> [Do this]
Count the lines below that contain the word "كفالة", and report only that number.

> [Exercise inputs]
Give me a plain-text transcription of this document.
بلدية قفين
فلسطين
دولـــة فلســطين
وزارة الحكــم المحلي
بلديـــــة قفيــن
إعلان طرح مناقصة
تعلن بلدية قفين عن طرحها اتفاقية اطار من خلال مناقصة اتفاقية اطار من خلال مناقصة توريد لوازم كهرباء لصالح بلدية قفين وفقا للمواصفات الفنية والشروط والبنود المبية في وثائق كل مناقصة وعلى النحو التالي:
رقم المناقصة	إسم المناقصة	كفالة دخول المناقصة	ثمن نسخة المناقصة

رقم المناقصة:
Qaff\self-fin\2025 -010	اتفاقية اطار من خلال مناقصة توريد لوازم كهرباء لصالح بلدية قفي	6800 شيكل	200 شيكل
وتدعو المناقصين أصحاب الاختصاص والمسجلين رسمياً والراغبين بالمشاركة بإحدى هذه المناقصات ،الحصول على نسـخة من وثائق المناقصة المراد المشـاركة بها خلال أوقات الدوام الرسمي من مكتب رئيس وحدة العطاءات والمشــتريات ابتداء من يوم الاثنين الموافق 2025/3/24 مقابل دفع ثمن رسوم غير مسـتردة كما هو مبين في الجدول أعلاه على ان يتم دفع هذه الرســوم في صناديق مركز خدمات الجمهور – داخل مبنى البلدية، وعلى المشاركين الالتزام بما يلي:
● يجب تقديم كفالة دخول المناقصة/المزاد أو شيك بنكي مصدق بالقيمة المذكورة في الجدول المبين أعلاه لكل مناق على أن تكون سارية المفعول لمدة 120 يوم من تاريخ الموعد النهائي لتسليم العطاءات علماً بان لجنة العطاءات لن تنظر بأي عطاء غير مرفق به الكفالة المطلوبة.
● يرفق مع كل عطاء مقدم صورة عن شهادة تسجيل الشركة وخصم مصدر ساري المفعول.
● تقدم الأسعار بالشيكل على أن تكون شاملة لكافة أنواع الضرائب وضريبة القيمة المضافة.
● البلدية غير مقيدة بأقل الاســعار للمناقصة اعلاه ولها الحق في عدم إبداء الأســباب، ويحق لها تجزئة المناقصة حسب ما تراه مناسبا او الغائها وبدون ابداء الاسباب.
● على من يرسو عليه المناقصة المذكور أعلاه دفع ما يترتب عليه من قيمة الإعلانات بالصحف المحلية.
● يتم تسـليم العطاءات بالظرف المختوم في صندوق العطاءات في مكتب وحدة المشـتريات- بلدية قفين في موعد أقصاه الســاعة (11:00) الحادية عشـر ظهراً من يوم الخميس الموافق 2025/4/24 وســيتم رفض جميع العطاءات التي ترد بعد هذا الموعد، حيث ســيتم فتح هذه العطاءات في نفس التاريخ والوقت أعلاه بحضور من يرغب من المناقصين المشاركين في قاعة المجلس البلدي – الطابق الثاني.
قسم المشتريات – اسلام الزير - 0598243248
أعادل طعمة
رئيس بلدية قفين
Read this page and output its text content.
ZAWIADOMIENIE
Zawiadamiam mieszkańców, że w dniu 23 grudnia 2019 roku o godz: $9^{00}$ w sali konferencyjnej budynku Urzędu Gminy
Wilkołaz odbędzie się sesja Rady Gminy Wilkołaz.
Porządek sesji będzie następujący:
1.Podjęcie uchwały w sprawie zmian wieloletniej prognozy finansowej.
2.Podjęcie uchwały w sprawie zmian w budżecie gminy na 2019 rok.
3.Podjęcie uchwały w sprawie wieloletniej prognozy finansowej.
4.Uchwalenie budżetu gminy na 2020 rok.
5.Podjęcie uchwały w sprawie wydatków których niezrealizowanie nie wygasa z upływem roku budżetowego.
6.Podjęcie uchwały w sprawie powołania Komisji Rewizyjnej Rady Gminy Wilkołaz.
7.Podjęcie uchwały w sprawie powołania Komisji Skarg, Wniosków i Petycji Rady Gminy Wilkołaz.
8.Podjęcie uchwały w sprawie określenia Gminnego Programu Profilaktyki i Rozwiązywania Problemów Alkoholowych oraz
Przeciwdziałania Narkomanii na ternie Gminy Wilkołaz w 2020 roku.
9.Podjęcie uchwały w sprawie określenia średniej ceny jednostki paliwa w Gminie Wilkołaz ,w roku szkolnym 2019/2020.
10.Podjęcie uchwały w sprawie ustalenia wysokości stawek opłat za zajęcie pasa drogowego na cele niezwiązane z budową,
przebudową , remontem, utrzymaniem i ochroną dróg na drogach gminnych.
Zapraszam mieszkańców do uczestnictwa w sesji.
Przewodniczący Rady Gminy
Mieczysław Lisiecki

> [Solution below]
2